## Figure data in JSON
-----
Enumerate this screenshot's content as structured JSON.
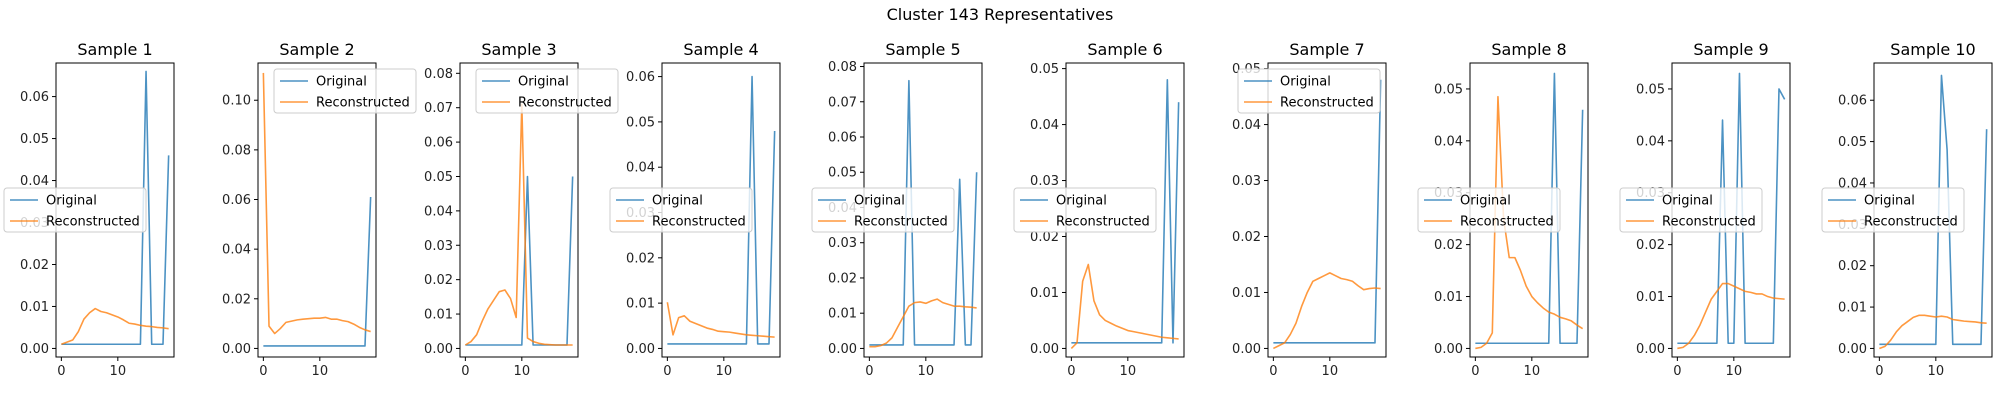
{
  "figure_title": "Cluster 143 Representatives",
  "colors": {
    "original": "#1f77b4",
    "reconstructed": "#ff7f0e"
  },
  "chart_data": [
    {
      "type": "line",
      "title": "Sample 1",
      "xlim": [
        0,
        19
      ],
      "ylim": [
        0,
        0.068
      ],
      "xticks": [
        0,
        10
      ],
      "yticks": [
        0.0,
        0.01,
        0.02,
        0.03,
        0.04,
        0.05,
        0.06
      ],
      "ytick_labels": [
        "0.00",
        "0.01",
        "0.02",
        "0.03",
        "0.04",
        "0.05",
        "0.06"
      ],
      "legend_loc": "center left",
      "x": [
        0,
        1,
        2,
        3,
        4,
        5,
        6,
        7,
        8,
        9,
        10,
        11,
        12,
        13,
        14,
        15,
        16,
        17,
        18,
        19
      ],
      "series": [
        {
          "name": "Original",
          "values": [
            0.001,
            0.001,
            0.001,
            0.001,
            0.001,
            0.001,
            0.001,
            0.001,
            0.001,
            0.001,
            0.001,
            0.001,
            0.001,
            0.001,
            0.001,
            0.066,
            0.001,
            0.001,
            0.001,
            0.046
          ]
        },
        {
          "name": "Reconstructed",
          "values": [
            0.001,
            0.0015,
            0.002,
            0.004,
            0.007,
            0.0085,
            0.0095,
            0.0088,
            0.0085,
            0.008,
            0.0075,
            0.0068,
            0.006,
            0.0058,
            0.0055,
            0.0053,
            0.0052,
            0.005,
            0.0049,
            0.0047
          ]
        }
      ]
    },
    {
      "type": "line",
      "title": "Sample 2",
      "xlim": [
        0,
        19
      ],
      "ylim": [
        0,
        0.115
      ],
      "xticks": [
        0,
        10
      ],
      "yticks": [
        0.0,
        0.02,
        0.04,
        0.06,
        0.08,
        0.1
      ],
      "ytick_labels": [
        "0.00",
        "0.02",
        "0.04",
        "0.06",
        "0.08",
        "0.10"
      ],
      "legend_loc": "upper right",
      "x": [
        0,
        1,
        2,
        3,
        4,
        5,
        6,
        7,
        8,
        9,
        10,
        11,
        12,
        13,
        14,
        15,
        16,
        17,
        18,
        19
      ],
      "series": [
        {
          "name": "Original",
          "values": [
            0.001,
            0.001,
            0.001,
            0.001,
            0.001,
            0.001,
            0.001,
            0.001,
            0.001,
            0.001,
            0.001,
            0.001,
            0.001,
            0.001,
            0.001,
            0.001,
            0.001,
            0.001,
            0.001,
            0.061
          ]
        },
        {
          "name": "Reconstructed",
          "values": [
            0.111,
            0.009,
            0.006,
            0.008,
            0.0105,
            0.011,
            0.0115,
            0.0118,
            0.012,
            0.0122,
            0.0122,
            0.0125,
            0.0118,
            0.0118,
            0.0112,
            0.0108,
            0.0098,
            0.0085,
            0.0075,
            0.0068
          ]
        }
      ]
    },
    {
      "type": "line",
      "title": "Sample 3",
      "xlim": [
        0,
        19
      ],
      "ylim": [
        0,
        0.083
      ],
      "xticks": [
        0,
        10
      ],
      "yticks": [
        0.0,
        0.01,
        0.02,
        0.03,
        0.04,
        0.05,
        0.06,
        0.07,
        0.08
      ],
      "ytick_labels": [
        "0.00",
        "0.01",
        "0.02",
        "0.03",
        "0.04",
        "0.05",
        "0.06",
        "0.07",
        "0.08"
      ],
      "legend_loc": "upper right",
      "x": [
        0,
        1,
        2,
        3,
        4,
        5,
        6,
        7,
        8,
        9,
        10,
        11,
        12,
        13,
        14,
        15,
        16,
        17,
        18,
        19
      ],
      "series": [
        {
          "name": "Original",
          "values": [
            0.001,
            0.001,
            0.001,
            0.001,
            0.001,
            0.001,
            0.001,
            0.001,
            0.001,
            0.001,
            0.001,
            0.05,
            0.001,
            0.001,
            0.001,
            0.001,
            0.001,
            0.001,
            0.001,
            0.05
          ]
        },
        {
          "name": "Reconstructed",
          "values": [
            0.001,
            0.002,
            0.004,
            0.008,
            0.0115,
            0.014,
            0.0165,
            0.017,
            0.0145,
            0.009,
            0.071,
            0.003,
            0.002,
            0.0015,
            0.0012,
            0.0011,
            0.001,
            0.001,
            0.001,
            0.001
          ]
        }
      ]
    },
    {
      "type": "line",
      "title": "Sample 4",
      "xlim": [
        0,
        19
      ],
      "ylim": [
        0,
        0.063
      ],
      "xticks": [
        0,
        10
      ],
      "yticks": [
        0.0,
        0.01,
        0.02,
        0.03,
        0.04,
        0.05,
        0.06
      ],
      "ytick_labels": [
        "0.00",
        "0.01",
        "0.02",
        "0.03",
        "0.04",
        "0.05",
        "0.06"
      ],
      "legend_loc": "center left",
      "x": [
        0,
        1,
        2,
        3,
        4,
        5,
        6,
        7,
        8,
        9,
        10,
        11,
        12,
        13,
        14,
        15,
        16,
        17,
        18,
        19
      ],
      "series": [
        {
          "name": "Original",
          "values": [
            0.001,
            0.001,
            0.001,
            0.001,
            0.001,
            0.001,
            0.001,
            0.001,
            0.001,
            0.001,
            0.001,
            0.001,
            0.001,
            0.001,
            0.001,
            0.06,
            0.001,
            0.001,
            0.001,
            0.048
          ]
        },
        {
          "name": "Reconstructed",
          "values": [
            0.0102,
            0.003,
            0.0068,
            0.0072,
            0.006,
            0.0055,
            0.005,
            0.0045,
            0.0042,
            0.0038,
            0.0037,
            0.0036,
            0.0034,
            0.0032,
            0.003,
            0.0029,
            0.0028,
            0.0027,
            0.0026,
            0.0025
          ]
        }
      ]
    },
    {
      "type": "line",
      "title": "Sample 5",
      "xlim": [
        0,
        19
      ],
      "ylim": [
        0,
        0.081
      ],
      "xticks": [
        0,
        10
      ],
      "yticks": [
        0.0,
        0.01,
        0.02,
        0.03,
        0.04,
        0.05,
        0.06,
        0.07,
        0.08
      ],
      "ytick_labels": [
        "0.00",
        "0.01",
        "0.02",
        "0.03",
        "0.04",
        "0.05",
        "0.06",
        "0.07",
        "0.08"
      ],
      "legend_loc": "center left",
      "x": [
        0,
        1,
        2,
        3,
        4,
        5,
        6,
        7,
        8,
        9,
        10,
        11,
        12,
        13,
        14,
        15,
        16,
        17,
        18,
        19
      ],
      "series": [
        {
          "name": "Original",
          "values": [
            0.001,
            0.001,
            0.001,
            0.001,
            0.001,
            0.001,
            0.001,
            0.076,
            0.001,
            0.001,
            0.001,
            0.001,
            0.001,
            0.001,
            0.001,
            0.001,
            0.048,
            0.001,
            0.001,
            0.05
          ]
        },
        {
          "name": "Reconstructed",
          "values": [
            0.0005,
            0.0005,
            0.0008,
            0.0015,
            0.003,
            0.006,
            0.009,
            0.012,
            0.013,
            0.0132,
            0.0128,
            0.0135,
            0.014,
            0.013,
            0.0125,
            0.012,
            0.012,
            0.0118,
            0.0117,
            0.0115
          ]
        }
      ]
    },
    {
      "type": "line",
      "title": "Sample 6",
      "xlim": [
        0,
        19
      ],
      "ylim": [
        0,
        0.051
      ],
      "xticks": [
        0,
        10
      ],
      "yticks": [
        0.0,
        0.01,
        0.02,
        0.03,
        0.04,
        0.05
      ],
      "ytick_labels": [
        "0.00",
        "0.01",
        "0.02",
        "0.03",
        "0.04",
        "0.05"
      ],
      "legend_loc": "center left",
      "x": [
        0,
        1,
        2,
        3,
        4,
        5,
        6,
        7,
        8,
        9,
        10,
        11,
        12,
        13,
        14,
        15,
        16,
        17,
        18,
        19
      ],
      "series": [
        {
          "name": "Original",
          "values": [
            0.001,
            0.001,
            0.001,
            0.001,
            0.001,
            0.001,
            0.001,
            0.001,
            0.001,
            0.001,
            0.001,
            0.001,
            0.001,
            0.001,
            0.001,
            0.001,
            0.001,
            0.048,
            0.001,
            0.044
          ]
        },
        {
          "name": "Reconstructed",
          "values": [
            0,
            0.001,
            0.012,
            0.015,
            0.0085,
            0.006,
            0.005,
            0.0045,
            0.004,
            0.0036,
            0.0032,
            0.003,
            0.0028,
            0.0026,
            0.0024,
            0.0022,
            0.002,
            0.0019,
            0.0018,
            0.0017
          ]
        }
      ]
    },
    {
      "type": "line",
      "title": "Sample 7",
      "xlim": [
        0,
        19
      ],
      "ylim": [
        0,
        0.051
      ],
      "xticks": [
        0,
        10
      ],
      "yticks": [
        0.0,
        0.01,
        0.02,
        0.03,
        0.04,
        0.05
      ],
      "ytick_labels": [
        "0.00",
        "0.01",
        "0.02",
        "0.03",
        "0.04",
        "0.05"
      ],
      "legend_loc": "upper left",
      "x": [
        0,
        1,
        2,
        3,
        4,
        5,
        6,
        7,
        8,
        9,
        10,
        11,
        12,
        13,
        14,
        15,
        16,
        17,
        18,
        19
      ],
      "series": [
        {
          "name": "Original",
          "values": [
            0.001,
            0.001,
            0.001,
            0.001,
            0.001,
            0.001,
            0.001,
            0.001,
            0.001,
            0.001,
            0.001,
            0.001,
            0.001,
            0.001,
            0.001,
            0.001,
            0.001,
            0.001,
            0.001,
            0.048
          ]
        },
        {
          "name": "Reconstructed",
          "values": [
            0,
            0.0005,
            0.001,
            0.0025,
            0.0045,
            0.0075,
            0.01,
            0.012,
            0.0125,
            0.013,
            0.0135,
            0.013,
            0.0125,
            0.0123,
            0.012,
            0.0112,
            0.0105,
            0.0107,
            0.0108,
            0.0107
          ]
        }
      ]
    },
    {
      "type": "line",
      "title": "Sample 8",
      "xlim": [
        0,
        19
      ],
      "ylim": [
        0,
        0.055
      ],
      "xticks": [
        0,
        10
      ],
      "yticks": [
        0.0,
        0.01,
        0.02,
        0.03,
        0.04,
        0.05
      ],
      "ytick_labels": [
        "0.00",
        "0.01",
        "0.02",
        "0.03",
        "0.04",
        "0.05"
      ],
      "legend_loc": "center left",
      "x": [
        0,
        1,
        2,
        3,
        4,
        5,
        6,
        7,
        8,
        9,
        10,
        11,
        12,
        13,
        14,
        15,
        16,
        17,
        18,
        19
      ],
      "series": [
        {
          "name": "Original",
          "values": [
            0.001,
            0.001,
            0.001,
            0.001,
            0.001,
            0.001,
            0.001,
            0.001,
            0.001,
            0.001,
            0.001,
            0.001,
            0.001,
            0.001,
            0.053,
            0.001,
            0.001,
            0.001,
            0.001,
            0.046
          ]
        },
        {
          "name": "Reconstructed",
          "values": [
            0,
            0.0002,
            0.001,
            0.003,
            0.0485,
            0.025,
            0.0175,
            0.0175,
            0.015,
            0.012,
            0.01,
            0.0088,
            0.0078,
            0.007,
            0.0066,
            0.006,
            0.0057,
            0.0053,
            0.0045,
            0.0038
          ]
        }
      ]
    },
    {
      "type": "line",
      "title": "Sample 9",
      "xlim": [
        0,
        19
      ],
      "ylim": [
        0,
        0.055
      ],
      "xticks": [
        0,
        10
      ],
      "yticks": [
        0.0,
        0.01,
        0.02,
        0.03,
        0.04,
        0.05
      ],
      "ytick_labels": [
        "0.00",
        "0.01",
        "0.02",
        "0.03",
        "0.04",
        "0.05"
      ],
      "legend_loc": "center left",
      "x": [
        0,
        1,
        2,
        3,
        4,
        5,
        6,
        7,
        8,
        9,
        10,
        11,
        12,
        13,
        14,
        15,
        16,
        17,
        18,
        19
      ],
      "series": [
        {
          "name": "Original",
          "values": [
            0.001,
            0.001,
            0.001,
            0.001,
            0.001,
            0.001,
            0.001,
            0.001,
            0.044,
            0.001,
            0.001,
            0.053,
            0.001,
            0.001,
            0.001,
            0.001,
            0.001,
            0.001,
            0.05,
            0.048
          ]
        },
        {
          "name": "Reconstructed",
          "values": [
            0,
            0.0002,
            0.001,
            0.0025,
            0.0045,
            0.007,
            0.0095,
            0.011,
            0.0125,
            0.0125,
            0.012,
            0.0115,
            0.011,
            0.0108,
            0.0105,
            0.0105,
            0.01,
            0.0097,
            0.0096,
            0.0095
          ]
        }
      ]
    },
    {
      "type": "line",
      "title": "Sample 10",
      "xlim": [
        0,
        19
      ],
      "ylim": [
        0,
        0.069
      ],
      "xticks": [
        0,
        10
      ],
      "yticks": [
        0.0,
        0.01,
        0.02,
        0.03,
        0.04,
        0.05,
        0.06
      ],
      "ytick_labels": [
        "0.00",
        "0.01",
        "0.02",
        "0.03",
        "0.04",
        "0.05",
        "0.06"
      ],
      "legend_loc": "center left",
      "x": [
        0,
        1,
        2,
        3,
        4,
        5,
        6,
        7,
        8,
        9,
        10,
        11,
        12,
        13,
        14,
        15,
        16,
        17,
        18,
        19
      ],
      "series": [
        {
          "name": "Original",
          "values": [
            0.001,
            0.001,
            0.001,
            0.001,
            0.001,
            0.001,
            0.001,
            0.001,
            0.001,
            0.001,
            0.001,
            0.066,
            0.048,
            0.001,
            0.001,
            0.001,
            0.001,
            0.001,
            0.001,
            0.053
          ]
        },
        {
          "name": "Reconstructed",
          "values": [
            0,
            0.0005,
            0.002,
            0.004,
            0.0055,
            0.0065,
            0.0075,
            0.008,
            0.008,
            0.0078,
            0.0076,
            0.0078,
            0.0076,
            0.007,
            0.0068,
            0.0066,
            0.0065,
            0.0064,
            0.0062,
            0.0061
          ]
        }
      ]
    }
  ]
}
-----
## What you should do
Your task is to collect every line above that contains the word "Sample".

## Solution
      "title": "Sample 1",
      "title": "Sample 2",
      "title": "Sample 3",
      "title": "Sample 4",
      "title": "Sample 5",
      "title": "Sample 6",
      "title": "Sample 7",
      "title": "Sample 8",
      "title": "Sample 9",
      "title": "Sample 10",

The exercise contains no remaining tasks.